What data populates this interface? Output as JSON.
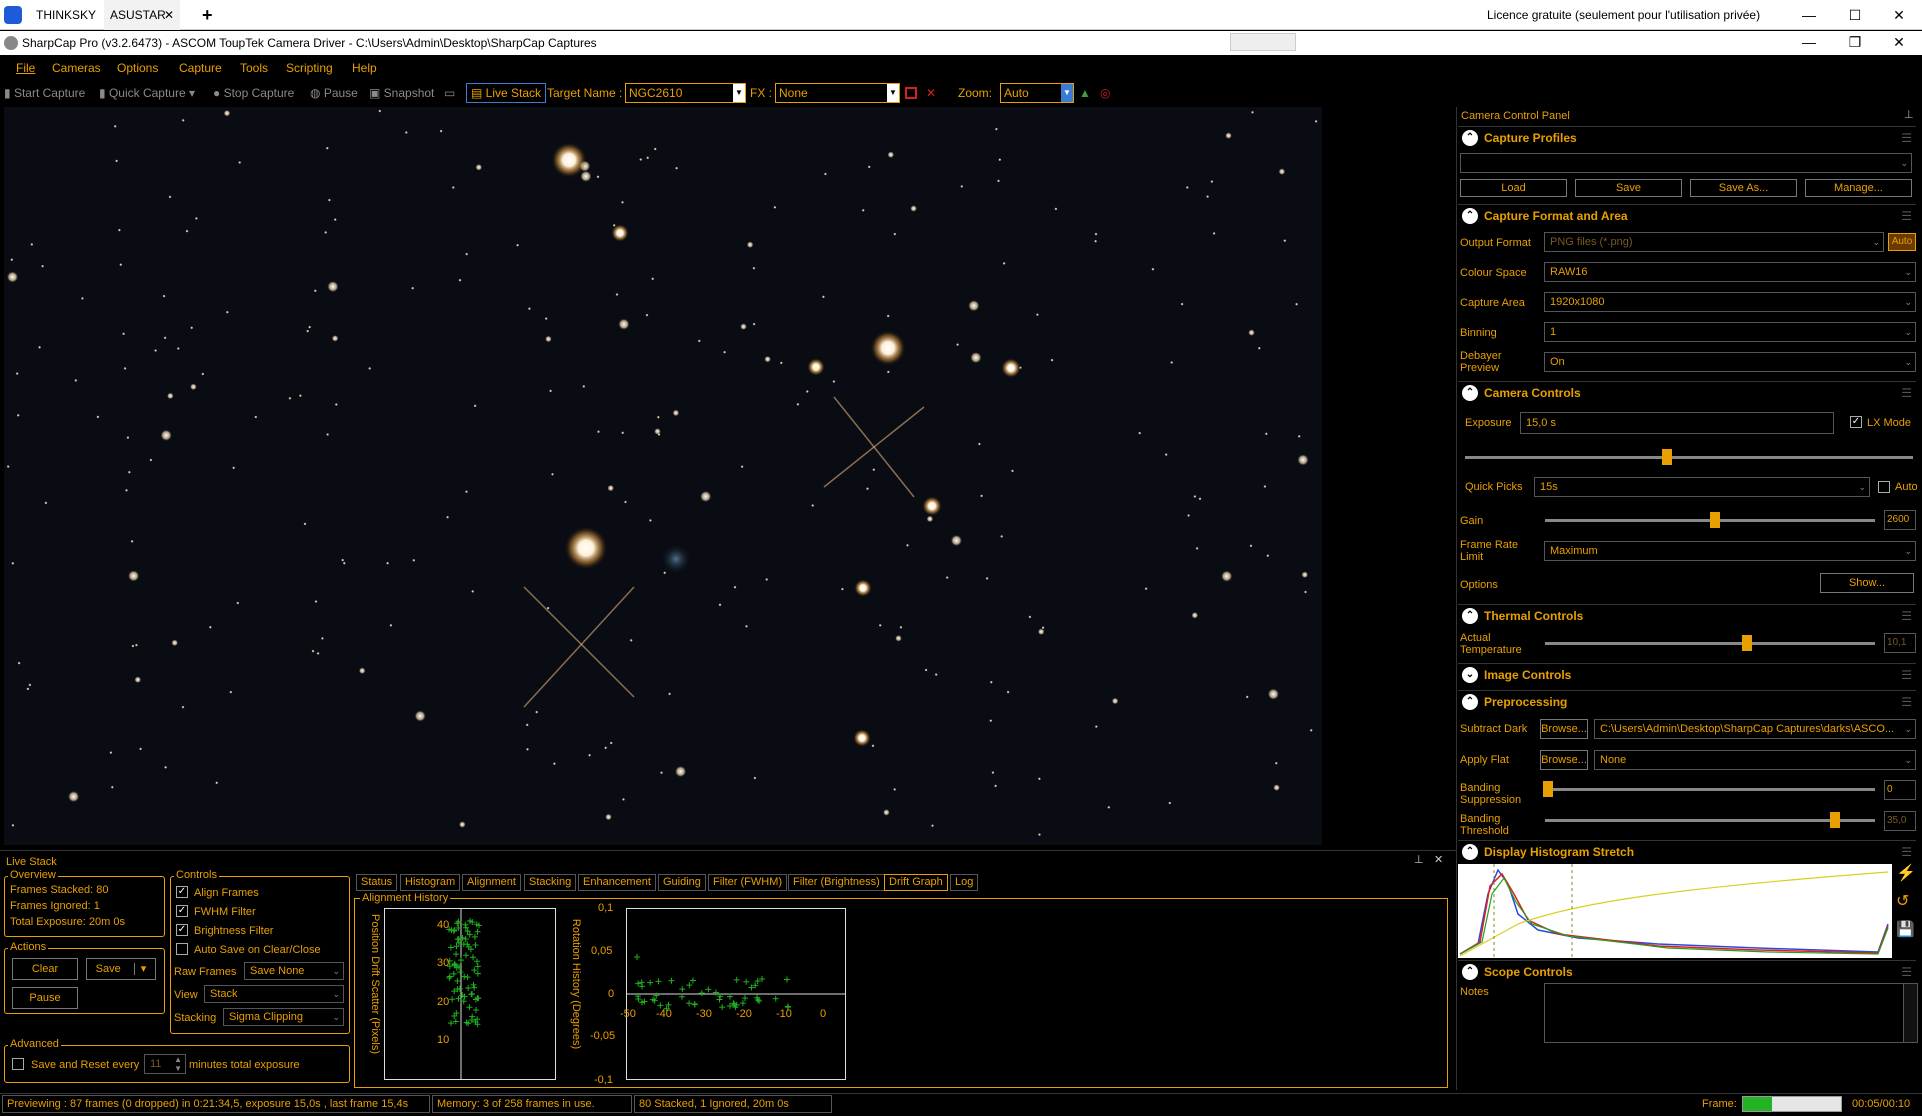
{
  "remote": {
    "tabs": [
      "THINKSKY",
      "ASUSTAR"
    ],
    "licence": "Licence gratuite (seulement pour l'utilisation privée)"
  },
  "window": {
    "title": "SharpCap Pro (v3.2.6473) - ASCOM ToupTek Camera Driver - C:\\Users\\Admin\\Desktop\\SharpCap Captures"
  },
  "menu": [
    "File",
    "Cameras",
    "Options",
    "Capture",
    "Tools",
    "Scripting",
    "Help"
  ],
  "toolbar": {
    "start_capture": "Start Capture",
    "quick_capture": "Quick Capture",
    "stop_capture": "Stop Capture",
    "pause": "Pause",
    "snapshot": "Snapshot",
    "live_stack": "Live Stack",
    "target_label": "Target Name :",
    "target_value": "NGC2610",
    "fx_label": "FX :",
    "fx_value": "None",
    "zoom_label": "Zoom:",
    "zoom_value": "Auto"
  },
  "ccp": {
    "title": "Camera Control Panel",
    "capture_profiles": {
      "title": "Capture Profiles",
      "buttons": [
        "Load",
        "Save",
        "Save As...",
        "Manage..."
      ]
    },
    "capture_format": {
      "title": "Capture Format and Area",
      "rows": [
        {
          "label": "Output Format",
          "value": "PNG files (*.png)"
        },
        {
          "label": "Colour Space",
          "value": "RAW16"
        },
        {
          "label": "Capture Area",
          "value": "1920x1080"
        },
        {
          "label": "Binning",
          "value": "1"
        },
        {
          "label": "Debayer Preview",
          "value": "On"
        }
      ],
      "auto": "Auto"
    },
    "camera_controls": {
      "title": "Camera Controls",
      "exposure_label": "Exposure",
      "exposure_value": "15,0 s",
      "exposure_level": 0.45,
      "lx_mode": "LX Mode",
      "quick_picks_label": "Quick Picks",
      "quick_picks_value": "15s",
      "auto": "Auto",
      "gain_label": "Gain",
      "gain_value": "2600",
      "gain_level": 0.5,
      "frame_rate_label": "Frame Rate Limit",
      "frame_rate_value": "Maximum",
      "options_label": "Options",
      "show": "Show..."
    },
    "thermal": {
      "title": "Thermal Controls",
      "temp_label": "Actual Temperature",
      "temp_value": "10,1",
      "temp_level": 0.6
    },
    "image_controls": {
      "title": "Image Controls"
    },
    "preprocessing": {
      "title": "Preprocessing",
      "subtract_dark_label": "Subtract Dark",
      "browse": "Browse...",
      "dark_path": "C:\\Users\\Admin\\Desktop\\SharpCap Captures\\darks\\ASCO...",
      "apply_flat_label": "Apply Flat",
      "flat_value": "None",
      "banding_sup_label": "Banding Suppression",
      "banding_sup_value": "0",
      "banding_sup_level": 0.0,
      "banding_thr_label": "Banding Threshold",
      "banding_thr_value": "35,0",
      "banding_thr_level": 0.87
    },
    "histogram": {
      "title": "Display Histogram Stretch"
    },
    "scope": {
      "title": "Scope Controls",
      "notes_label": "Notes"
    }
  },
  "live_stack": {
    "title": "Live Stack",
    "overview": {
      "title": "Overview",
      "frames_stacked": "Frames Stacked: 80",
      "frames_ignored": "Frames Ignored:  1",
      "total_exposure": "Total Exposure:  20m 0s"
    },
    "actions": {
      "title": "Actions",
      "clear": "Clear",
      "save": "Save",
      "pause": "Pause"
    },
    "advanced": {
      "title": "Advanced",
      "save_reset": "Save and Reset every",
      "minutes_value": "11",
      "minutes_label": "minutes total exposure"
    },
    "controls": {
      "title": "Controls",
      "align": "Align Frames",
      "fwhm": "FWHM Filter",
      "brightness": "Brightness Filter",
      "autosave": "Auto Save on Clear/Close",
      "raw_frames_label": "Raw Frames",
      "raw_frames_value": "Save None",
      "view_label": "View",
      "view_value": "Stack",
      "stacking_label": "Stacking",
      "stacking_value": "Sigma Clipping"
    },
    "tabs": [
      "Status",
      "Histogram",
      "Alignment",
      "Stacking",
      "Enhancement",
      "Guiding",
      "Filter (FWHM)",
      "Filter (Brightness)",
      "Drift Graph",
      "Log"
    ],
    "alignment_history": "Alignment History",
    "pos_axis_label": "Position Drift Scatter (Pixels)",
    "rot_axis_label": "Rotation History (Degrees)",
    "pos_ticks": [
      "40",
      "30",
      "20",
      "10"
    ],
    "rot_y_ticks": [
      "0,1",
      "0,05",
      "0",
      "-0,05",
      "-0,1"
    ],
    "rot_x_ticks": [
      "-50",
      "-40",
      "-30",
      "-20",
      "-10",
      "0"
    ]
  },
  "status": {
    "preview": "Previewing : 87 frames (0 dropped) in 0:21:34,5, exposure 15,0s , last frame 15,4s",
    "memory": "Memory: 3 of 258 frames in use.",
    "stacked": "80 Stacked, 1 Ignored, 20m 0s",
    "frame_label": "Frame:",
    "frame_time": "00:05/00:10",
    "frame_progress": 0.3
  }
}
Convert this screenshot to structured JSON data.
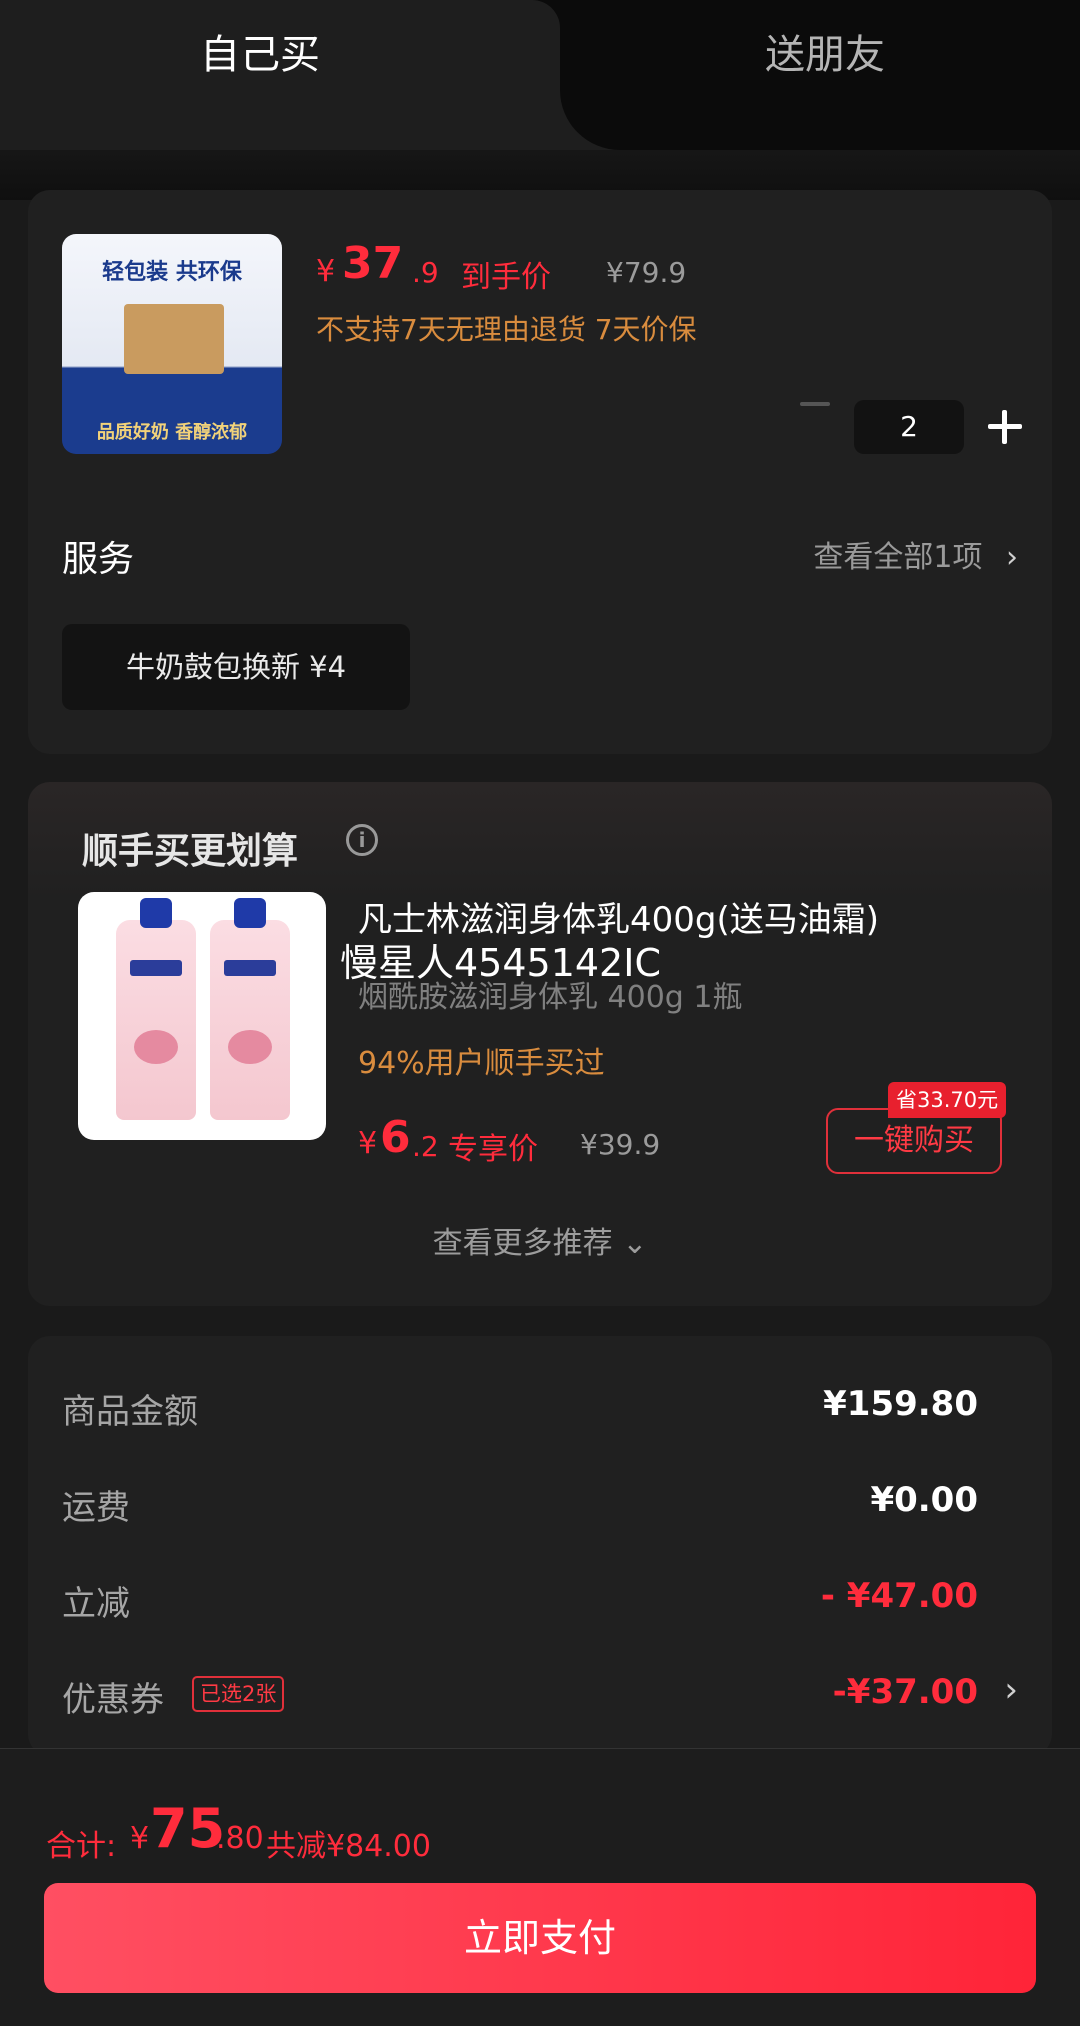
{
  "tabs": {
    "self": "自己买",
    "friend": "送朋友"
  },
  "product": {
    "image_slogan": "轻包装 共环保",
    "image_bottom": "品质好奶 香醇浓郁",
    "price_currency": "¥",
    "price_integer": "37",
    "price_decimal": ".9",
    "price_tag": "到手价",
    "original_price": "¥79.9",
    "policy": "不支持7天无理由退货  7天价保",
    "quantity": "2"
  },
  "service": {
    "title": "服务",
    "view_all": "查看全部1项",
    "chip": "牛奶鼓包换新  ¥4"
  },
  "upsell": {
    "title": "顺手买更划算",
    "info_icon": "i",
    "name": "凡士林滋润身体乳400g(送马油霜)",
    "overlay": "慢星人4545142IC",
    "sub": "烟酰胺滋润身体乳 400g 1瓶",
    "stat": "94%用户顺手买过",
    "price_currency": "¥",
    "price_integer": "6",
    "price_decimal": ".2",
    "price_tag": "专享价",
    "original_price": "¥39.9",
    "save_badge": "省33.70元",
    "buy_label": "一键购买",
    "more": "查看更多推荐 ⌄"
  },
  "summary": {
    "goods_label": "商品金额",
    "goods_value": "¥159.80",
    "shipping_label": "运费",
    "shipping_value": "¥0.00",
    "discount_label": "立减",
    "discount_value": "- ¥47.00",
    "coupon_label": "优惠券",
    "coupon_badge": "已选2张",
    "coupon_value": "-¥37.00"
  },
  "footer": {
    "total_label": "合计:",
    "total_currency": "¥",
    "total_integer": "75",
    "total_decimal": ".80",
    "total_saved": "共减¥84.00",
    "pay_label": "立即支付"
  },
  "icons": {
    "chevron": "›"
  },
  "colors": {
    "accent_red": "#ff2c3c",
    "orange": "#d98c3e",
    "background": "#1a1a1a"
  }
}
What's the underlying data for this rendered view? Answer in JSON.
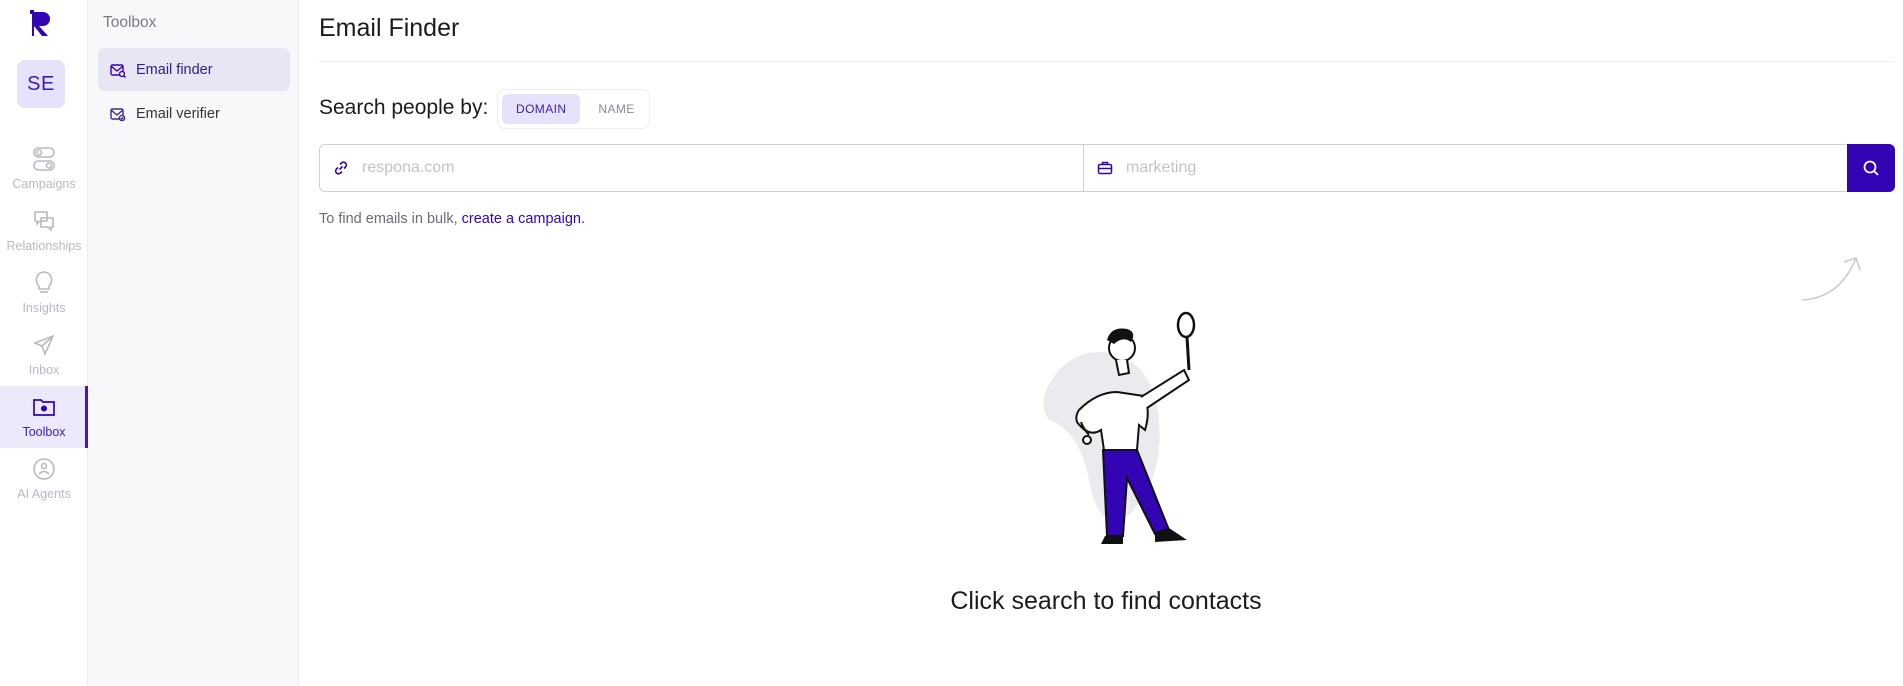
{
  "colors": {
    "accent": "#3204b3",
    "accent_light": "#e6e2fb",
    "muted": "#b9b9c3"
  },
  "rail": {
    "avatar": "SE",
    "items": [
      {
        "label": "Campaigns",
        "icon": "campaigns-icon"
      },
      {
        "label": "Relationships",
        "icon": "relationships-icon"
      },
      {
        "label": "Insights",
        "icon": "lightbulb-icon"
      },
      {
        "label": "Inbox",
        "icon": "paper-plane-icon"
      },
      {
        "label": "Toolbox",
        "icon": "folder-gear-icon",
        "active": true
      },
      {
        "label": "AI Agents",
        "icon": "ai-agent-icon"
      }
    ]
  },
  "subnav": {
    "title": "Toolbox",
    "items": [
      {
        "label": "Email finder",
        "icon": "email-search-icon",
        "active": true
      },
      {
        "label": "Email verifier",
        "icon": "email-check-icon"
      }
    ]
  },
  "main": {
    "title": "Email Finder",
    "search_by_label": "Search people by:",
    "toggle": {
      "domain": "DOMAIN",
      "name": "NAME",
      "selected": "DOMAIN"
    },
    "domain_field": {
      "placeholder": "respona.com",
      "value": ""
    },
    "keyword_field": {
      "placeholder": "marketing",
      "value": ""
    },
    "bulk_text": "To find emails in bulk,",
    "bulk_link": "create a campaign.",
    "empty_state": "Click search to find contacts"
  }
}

What is needed:
Extract precisely the lines beginning at the line containing "What's the underlying" and ending at the last line of the entries above, exactly as written and with no pictures.

Correct output:
What's the underlying data for this rendered view? Answer in JSON.
{
  "colors": {
    "accent": "#3204b3",
    "accent_light": "#e6e2fb",
    "muted": "#b9b9c3"
  },
  "rail": {
    "avatar": "SE",
    "items": [
      {
        "label": "Campaigns",
        "icon": "campaigns-icon"
      },
      {
        "label": "Relationships",
        "icon": "relationships-icon"
      },
      {
        "label": "Insights",
        "icon": "lightbulb-icon"
      },
      {
        "label": "Inbox",
        "icon": "paper-plane-icon"
      },
      {
        "label": "Toolbox",
        "icon": "folder-gear-icon",
        "active": true
      },
      {
        "label": "AI Agents",
        "icon": "ai-agent-icon"
      }
    ]
  },
  "subnav": {
    "title": "Toolbox",
    "items": [
      {
        "label": "Email finder",
        "icon": "email-search-icon",
        "active": true
      },
      {
        "label": "Email verifier",
        "icon": "email-check-icon"
      }
    ]
  },
  "main": {
    "title": "Email Finder",
    "search_by_label": "Search people by:",
    "toggle": {
      "domain": "DOMAIN",
      "name": "NAME",
      "selected": "DOMAIN"
    },
    "domain_field": {
      "placeholder": "respona.com",
      "value": ""
    },
    "keyword_field": {
      "placeholder": "marketing",
      "value": ""
    },
    "bulk_text": "To find emails in bulk,",
    "bulk_link": "create a campaign.",
    "empty_state": "Click search to find contacts"
  }
}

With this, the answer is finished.